• **SELECTED EXCERPT**
Thursday, April 21, 2011

You Know Where You Are Now: A Look Inside Border Lives

There is no faster or more effective way to mainline the feeling of existential vertigo than spending time along the borderlands dividing Mexico from the United States of America. Life along this border is an incongruous, sensory-overloading experience: visions of ludicrous corporate wealth propelled by extreme social poverty; floating, malleable identities and competing histories; no fixed addresses; no clear, concise version of any one lasting truth to tie it all together.

It’s a psychically battering experience, but a rewarding one as well, in terms of expanded insight and cross-cultural empathy, and SDSU Press’s essay collection Border Lives: Personal Essay on the U.S.-Mexico Border/Vidas Fronterizas: La Crónica en la Frontera México-Estados Unidos , has all three—the battery, the insight, and the empathy—in spades.

The ten essays collected in Border Lives (each one presented back-to-back in Spanish and English translations) offer deeply personal and haunting snapshots of life and death along the border, but amidst the varying tones, backgrounds, and approaches employed by the writers here assembled, some common narrative threads emerge to provide the reader with an explosively visceral experience of life along this interzone of cultural, political, and economic conflict.

Strongest amongst these commonalities is the feeling that to live a border life is to experience a sense of disconnect on a daily basis, but a disconnect one cannot disassociate from. It’s always present, a source code of freeway signs and graffiti tags, bible verses and rock lyrics, corporate sloganeering and calls for la revolución, Prozac prescriptions and cocaine addictions, that constantly throw off one’s effort to express a thought as simply cogent as “This is who I am and this is where I’m from.”

• **EXERCISE DATA**

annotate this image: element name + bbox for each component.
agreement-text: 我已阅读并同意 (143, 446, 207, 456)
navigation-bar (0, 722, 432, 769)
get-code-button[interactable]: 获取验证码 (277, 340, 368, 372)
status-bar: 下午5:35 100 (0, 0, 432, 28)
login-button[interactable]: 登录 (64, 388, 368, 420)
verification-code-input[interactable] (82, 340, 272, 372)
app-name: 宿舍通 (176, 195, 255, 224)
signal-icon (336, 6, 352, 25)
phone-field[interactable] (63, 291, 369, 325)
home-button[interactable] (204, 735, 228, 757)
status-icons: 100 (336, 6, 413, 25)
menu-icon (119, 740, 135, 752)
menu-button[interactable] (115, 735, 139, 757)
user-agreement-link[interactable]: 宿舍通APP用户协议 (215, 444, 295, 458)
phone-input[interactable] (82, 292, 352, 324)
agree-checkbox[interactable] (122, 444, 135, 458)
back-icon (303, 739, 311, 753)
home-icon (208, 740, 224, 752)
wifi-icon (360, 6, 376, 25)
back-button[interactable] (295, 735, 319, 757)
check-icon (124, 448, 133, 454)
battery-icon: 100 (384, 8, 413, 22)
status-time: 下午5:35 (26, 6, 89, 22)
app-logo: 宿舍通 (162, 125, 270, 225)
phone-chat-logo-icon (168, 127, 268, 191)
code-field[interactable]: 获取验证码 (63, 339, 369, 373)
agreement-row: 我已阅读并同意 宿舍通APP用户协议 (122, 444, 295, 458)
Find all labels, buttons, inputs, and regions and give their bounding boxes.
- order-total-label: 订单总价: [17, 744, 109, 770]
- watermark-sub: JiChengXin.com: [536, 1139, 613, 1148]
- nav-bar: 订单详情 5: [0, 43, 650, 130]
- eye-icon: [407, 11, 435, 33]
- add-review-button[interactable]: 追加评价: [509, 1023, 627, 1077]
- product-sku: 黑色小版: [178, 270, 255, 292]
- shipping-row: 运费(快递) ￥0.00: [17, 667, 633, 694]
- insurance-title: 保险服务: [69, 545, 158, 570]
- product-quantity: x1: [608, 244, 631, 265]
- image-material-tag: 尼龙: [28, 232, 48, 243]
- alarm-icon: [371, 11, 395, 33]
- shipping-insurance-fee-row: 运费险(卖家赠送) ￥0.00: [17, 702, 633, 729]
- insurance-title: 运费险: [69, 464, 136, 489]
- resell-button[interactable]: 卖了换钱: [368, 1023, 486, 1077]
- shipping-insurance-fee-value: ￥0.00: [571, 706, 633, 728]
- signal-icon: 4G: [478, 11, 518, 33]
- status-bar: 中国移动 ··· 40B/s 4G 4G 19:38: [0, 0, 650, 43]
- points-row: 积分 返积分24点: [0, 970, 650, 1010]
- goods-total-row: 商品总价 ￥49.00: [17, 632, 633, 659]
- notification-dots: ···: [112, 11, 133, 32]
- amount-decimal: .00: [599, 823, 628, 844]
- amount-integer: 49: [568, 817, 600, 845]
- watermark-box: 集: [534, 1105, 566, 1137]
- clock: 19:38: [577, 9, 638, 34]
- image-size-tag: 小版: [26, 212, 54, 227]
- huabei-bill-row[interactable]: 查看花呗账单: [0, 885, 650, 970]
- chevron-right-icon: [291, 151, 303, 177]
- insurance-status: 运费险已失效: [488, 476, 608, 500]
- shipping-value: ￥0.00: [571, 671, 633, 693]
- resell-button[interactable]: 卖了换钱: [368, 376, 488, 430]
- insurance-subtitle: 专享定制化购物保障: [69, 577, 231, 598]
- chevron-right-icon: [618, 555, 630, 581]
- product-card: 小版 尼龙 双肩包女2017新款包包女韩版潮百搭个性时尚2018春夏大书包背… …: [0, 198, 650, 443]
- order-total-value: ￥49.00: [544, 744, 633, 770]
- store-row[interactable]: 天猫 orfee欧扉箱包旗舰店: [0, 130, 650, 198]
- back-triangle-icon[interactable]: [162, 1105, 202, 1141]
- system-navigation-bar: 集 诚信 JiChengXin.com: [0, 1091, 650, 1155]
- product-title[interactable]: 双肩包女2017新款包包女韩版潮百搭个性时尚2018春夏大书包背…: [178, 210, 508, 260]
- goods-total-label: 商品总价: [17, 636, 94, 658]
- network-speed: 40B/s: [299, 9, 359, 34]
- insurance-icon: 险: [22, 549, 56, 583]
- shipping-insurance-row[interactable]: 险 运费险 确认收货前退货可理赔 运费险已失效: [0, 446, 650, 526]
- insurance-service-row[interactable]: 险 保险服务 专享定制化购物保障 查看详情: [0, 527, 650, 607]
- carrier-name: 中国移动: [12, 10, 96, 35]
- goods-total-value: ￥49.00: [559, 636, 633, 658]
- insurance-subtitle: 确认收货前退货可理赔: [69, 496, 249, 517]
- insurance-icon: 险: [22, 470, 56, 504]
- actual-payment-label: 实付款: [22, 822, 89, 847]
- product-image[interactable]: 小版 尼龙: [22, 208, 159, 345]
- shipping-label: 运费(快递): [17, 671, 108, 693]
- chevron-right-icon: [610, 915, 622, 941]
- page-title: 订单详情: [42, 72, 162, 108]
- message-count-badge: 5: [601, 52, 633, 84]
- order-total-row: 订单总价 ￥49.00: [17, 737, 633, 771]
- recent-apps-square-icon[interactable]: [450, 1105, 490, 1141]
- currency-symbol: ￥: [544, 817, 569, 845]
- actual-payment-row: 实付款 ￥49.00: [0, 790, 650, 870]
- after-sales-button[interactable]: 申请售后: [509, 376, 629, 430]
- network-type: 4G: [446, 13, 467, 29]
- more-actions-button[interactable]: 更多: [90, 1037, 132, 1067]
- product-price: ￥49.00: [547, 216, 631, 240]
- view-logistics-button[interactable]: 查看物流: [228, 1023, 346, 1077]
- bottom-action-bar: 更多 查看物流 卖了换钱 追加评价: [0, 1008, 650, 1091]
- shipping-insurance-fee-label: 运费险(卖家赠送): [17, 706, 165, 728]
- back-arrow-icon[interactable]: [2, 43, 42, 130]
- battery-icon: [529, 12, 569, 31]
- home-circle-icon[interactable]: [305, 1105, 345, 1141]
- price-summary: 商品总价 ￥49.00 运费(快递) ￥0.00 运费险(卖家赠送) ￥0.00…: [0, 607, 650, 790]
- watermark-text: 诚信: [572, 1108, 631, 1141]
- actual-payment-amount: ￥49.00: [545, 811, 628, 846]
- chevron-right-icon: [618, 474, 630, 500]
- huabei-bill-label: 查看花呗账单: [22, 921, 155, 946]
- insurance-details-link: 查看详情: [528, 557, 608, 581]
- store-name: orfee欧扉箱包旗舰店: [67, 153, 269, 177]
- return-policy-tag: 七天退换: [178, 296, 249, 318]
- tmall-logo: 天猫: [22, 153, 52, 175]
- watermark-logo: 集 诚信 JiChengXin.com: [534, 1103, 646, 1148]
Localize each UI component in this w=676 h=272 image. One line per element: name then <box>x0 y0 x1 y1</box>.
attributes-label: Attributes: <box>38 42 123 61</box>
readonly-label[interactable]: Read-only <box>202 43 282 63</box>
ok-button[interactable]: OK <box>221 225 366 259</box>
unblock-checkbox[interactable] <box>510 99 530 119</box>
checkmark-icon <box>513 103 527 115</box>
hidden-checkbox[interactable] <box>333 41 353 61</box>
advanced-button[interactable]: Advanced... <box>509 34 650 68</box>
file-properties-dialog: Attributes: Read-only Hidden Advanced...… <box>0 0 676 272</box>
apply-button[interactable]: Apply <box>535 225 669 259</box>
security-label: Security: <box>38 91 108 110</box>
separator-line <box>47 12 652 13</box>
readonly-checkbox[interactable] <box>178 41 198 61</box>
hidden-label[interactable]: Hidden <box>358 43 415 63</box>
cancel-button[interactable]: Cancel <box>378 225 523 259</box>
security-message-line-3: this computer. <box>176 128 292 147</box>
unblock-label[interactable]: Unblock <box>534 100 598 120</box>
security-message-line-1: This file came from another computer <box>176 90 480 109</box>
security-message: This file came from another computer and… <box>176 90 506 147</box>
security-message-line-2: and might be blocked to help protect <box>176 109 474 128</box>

• **WORK ITEM**
Please reproduce the stretch of the Border Lives review from "It’s a psychically" through "and economic conflict.", substituting "portraits" for "snapshots".

• **COMPLETED TASK**
It’s a psychically battering experience, but a rewarding one as well, in terms of expanded insight and cross-cultural empathy, and SDSU Press’s essay collection Border Lives: Personal Essay on the U.S.-Mexico Border/Vidas Fronterizas: La Crónica en la Frontera México-Estados Unidos , has all three—the battery, the insight, and the empathy—in spades.

The ten essays collected in Border Lives (each one presented back-to-back in Spanish and English translations) offer deeply personal and haunting portraits of life and death along the border, but amidst the varying tones, backgrounds, and approaches employed by the writers here assembled, some common narrative threads emerge to provide the reader with an explosively visceral experience of life along this interzone of cultural, political, and economic conflict.